**WHAT YOU WILL DO:** Go through the lines below and copy each one that holds the string "page".

(Records from a collection)
....

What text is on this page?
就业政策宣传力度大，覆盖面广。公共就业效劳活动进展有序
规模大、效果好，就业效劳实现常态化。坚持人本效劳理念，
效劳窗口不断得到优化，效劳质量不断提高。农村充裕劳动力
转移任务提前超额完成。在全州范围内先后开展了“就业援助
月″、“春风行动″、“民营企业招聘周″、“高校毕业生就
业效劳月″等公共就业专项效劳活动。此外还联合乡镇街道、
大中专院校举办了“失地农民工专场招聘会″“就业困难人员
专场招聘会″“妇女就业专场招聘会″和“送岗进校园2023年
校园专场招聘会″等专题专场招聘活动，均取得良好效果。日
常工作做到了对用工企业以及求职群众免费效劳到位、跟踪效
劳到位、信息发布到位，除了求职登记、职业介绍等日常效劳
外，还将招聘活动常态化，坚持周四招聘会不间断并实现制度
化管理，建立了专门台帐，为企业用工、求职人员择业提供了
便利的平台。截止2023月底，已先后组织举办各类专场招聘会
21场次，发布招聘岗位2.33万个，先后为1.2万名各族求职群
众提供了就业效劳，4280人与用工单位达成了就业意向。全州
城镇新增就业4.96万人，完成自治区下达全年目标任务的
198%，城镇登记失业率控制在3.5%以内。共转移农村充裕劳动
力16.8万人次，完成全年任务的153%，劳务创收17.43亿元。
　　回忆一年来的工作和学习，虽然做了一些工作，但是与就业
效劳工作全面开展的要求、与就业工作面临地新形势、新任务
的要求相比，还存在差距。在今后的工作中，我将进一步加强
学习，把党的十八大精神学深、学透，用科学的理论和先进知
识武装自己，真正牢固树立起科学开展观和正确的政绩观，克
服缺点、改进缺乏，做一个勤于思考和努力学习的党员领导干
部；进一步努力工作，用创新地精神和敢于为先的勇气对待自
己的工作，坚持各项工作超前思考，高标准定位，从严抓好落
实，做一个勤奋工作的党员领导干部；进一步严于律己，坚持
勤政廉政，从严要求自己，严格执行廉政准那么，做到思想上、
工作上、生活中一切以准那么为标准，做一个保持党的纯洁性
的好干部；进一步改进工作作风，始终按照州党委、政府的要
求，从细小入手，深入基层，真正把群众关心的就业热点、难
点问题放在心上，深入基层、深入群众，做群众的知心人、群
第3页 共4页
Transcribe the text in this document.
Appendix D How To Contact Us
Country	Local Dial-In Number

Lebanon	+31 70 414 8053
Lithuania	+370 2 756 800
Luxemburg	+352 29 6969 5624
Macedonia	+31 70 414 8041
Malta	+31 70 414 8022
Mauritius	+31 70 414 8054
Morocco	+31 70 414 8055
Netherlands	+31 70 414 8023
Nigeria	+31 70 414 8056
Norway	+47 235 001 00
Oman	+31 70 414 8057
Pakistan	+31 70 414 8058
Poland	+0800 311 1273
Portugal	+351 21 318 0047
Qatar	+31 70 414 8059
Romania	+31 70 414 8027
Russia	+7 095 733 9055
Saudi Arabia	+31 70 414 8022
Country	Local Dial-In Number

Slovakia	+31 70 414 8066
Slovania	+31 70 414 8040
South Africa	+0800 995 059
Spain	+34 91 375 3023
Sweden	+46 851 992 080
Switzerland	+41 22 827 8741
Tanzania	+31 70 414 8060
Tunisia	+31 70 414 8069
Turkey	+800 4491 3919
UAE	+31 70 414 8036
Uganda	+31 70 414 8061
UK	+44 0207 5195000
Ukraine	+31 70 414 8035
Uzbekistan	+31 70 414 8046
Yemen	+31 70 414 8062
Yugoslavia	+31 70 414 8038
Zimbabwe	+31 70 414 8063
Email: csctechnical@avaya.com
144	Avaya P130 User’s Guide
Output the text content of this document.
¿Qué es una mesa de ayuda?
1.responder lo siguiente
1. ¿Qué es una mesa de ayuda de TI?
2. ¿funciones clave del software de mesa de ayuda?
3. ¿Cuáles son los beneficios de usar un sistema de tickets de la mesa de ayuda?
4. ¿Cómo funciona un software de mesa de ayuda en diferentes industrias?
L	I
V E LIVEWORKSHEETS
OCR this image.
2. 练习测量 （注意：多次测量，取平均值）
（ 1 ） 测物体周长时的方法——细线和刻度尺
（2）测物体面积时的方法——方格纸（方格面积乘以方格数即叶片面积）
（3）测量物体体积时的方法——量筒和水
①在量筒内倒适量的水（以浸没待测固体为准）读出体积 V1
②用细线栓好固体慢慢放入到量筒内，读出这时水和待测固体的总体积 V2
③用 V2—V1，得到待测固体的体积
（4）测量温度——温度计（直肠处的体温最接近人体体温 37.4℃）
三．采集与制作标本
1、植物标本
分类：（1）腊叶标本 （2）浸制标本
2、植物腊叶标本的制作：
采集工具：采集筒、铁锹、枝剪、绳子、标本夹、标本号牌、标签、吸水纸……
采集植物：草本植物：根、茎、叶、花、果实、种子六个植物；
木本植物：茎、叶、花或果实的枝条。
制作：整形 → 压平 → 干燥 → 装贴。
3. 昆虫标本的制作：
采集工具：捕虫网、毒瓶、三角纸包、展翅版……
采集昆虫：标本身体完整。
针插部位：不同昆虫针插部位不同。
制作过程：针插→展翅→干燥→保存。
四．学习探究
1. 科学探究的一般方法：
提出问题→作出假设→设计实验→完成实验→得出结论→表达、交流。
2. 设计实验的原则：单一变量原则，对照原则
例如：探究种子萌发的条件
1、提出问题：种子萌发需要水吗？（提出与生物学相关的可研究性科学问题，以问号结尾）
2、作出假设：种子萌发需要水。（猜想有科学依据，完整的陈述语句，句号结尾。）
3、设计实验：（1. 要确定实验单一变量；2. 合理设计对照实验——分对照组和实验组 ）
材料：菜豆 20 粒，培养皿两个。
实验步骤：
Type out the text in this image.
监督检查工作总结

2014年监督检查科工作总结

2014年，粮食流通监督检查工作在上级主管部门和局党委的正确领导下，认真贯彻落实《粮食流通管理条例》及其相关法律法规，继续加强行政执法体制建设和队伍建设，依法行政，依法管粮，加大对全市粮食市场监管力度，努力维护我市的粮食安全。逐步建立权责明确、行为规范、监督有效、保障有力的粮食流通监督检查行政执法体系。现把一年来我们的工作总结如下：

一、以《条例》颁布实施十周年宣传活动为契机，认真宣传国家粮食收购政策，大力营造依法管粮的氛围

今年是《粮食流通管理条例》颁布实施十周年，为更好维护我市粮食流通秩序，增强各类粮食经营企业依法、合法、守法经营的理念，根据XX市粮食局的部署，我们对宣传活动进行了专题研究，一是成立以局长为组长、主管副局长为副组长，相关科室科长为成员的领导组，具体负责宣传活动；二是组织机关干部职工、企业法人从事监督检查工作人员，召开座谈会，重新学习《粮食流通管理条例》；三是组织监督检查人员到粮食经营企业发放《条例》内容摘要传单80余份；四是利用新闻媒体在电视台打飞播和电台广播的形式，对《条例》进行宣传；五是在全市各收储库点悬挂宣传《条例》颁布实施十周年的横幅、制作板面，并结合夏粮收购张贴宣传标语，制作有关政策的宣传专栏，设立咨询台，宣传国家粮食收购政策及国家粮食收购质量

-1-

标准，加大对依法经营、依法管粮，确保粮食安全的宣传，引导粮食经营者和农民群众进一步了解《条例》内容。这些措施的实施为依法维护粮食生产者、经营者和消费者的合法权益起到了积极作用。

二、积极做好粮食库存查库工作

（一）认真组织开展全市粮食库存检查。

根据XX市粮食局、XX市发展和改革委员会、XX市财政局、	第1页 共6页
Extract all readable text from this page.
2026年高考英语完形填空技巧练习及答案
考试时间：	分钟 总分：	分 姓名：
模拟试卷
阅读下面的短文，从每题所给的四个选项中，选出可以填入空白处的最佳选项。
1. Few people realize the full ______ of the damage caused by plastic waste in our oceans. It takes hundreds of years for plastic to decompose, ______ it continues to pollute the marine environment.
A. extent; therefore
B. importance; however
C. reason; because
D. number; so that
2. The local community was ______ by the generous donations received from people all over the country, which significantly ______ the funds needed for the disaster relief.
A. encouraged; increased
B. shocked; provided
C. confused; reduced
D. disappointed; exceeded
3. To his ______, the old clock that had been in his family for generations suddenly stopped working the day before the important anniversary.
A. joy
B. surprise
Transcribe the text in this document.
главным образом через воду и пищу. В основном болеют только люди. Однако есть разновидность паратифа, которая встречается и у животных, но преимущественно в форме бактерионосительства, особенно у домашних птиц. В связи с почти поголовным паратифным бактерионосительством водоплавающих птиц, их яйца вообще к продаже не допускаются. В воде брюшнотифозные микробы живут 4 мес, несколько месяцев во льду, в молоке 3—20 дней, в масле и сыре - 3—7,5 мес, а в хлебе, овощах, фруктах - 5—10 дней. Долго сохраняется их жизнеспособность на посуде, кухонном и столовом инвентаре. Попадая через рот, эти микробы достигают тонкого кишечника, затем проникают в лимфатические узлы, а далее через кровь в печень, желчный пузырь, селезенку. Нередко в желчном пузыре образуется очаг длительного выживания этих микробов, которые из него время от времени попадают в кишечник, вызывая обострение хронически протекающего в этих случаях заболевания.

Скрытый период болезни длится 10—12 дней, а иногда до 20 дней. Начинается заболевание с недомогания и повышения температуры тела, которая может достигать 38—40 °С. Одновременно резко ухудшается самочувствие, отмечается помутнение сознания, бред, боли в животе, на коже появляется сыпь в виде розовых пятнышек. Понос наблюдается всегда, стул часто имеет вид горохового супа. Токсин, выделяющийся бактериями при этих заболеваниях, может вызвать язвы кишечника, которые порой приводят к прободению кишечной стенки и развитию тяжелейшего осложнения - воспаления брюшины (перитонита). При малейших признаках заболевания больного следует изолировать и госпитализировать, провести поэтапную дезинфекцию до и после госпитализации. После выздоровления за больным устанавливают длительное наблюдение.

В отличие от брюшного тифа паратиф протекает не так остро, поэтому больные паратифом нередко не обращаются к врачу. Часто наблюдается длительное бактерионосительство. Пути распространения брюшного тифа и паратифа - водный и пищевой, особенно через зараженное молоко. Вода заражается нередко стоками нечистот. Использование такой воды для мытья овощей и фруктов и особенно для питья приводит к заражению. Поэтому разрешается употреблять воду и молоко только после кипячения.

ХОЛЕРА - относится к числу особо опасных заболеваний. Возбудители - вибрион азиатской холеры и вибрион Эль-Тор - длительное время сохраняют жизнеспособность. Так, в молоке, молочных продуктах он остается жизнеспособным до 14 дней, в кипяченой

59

....

**ANSWER:**
What text is on this page?
Extract all readable text from this page.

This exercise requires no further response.